## Task data
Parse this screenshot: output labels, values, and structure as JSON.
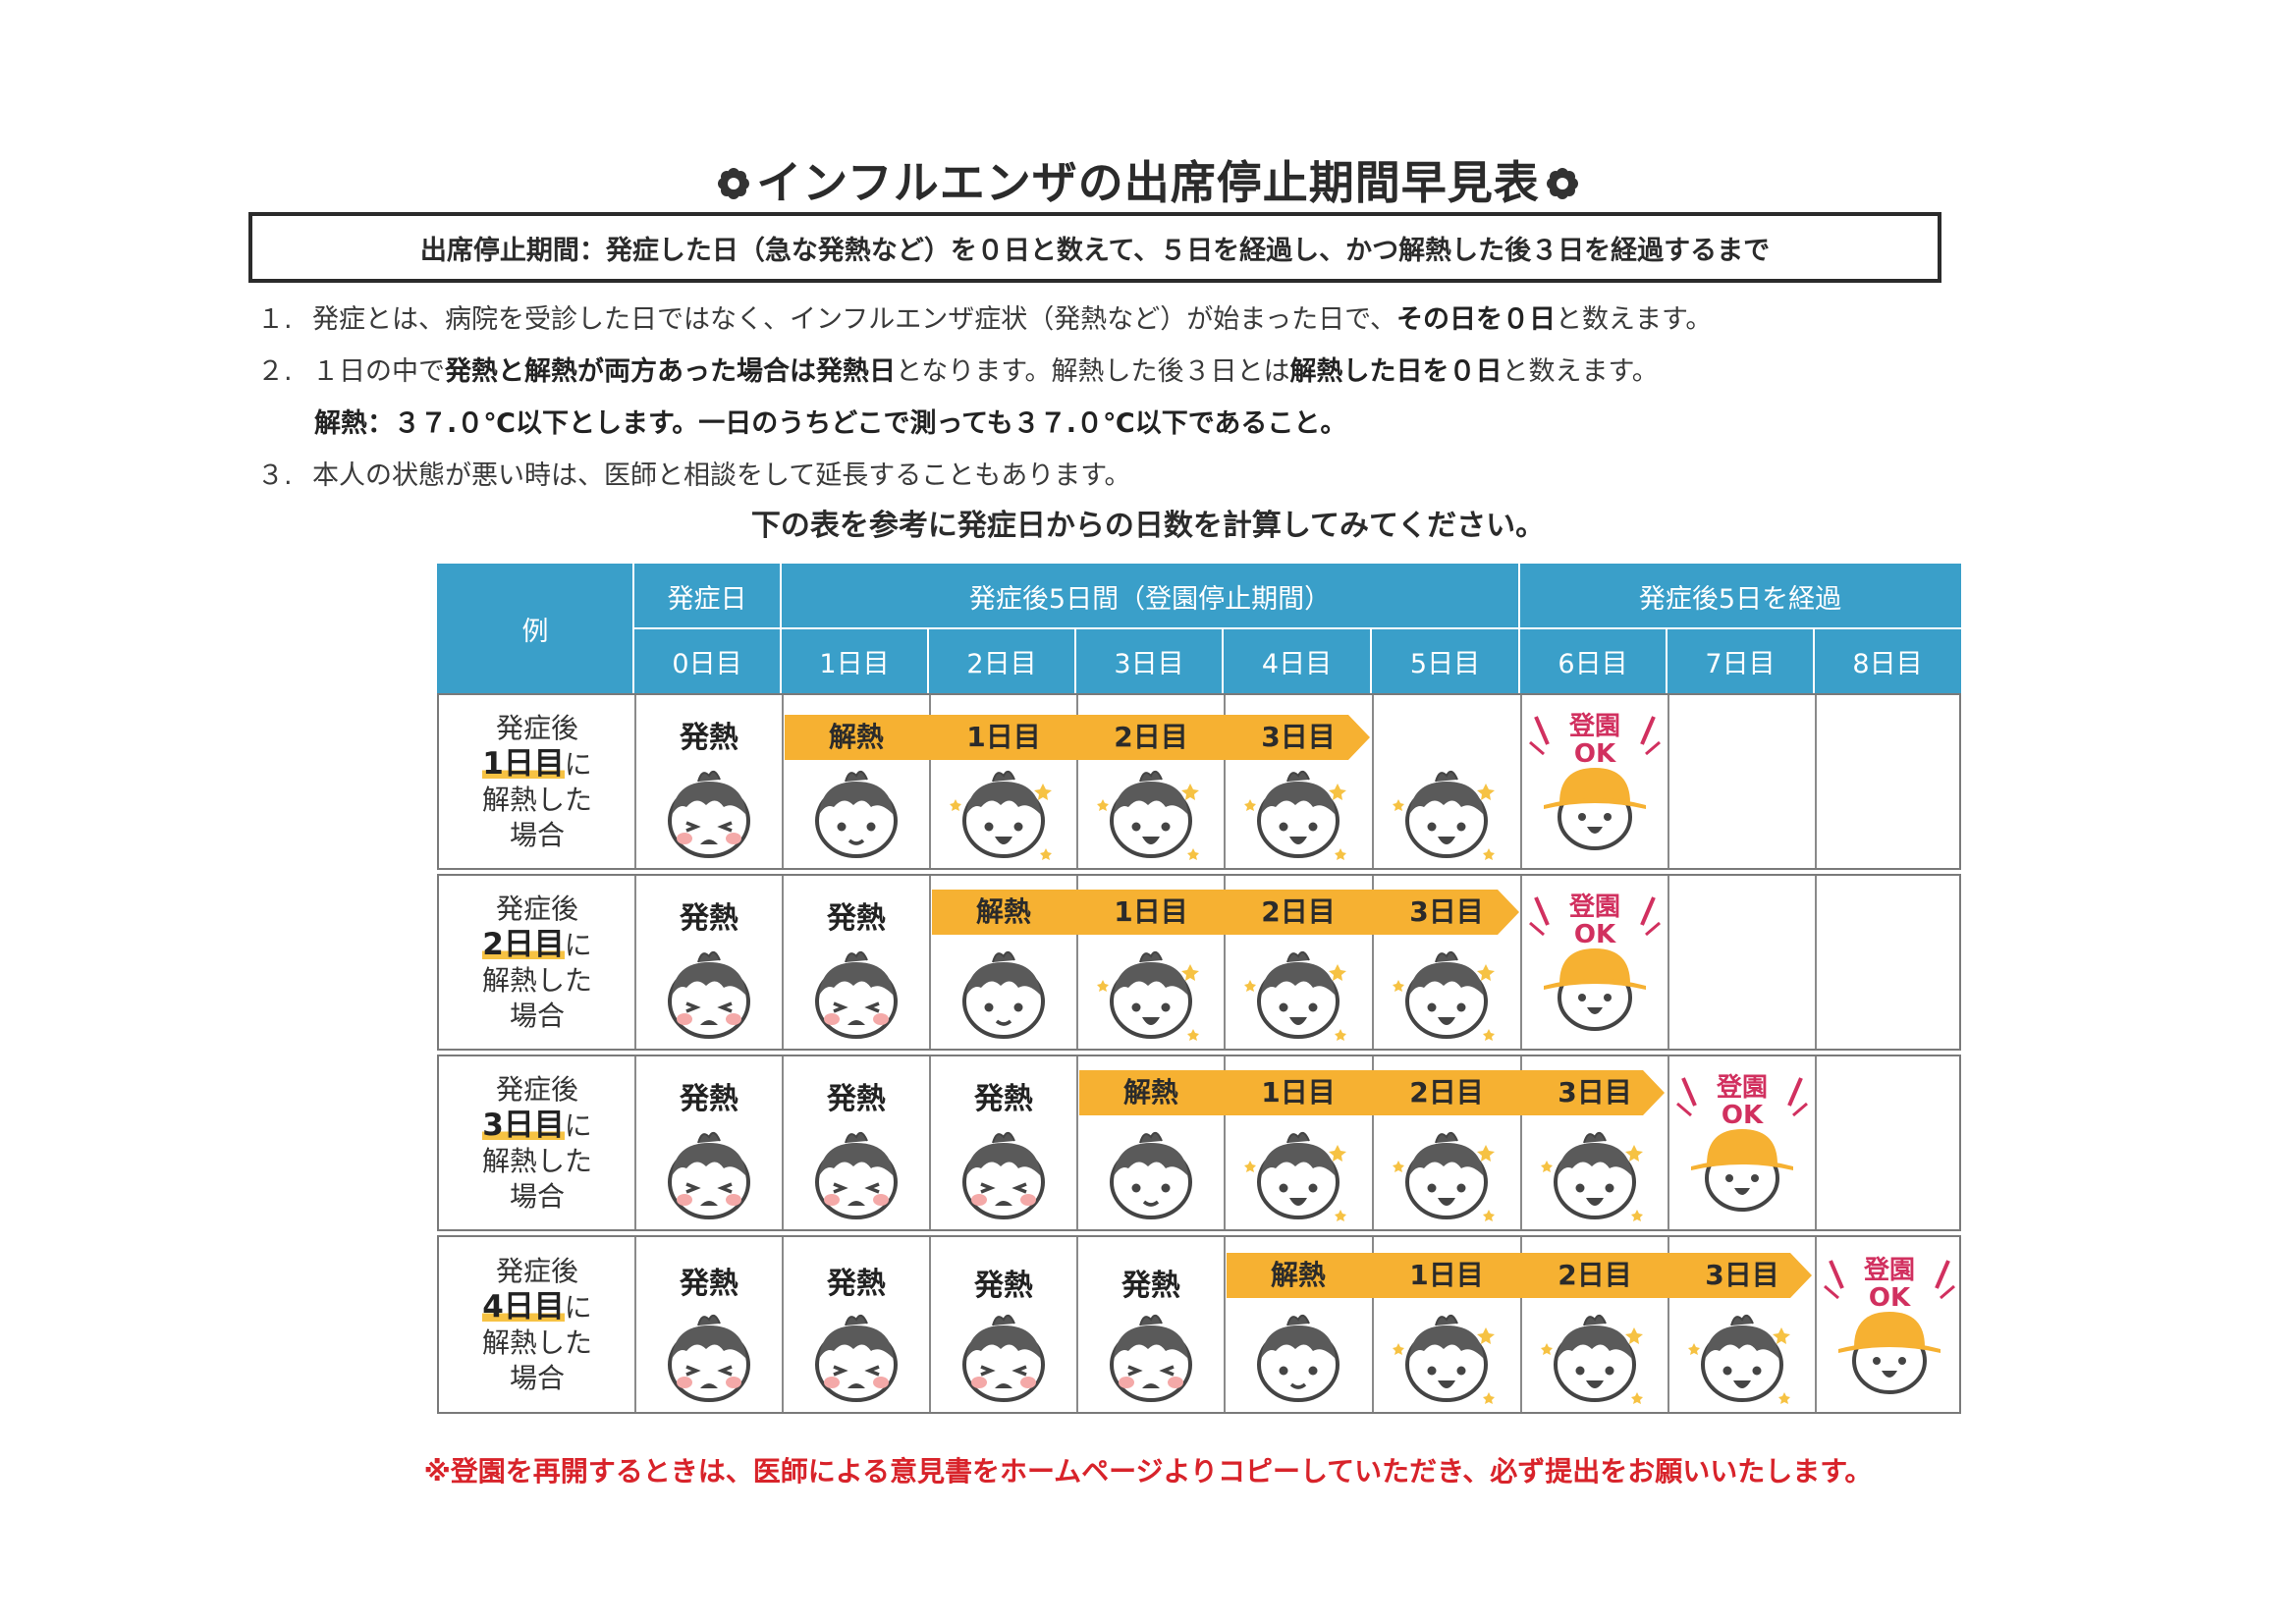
{
  "title": "インフルエンザの出席停止期間早見表",
  "rule": "出席停止期間：発症した日（急な発熱など）を０日と数えて、５日を経過し、かつ解熱した後３日を経過するまで",
  "notes": {
    "n1_num": "１.",
    "n1_a": "発症とは、病院を受診した日ではなく、インフルエンザ症状（発熱など）が始まった日で、",
    "n1_b": "その日を０日",
    "n1_c": "と数えます。",
    "n2_num": "２.",
    "n2_a": "１日の中で",
    "n2_b": "発熱と解熱が両方あった場合は発熱日",
    "n2_c": "となります。解熱した後３日とは",
    "n2_d": "解熱した日を０日",
    "n2_e": "と数えます。",
    "n2_sub": "解熱：３７.０℃以下とします。一日のうちどこで測っても３７.０℃以下であること。",
    "n3_num": "３.",
    "n3_a": "本人の状態が悪い時は、医師と相談をして延長することもあります。"
  },
  "table_caption": "下の表を参考に発症日からの日数を計算してみてください。",
  "header": {
    "example": "例",
    "onset": "発症日",
    "period": "発症後5日間（登園停止期間）",
    "after": "発症後5日を経過",
    "days": [
      "0日目",
      "1日目",
      "2日目",
      "3日目",
      "4日目",
      "5日目",
      "6日目",
      "7日目",
      "8日目"
    ]
  },
  "rows": [
    {
      "line1": "発症後",
      "big": "1日目",
      "ni": "に",
      "line3": "解熱した",
      "line4": "場合"
    },
    {
      "line1": "発症後",
      "big": "2日目",
      "ni": "に",
      "line3": "解熱した",
      "line4": "場合"
    },
    {
      "line1": "発症後",
      "big": "3日目",
      "ni": "に",
      "line3": "解熱した",
      "line4": "場合"
    },
    {
      "line1": "発症後",
      "big": "4日目",
      "ni": "に",
      "line3": "解熱した",
      "line4": "場合"
    }
  ],
  "labels": {
    "fever": "発熱",
    "recovered": "解熱",
    "d1": "1日目",
    "d2": "2日目",
    "d3": "3日目",
    "ok_line1": "登園",
    "ok_line2": "OK"
  },
  "footnote": "※登園を再開するときは、医師による意見書をホームページよりコピーしていただき、必ず提出をお願いいたします。",
  "colors": {
    "header_blue": "#3a9fc9",
    "arrow_orange": "#f6b132",
    "highlight_yellow": "#f6c243",
    "ok_magenta": "#d1305f",
    "footnote_red": "#d8232a"
  }
}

## Your objective
Exclude the images, then output the data above word for word.

## The completed task
Parse this screenshot: output labels, values, and structure as JSON.
{
  "title": "インフルエンザの出席停止期間早見表",
  "rule": "出席停止期間：発症した日（急な発熱など）を０日と数えて、５日を経過し、かつ解熱した後３日を経過するまで",
  "notes": {
    "n1_num": "１.",
    "n1_a": "発症とは、病院を受診した日ではなく、インフルエンザ症状（発熱など）が始まった日で、",
    "n1_b": "その日を０日",
    "n1_c": "と数えます。",
    "n2_num": "２.",
    "n2_a": "１日の中で",
    "n2_b": "発熱と解熱が両方あった場合は発熱日",
    "n2_c": "となります。解熱した後３日とは",
    "n2_d": "解熱した日を０日",
    "n2_e": "と数えます。",
    "n2_sub": "解熱：３７.０℃以下とします。一日のうちどこで測っても３７.０℃以下であること。",
    "n3_num": "３.",
    "n3_a": "本人の状態が悪い時は、医師と相談をして延長することもあります。"
  },
  "table_caption": "下の表を参考に発症日からの日数を計算してみてください。",
  "header": {
    "example": "例",
    "onset": "発症日",
    "period": "発症後5日間（登園停止期間）",
    "after": "発症後5日を経過",
    "days": [
      "0日目",
      "1日目",
      "2日目",
      "3日目",
      "4日目",
      "5日目",
      "6日目",
      "7日目",
      "8日目"
    ]
  },
  "rows": [
    {
      "line1": "発症後",
      "big": "1日目",
      "ni": "に",
      "line3": "解熱した",
      "line4": "場合"
    },
    {
      "line1": "発症後",
      "big": "2日目",
      "ni": "に",
      "line3": "解熱した",
      "line4": "場合"
    },
    {
      "line1": "発症後",
      "big": "3日目",
      "ni": "に",
      "line3": "解熱した",
      "line4": "場合"
    },
    {
      "line1": "発症後",
      "big": "4日目",
      "ni": "に",
      "line3": "解熱した",
      "line4": "場合"
    }
  ],
  "labels": {
    "fever": "発熱",
    "recovered": "解熱",
    "d1": "1日目",
    "d2": "2日目",
    "d3": "3日目",
    "ok_line1": "登園",
    "ok_line2": "OK"
  },
  "footnote": "※登園を再開するときは、医師による意見書をホームページよりコピーしていただき、必ず提出をお願いいたします。",
  "colors": {
    "header_blue": "#3a9fc9",
    "arrow_orange": "#f6b132",
    "highlight_yellow": "#f6c243",
    "ok_magenta": "#d1305f",
    "footnote_red": "#d8232a"
  }
}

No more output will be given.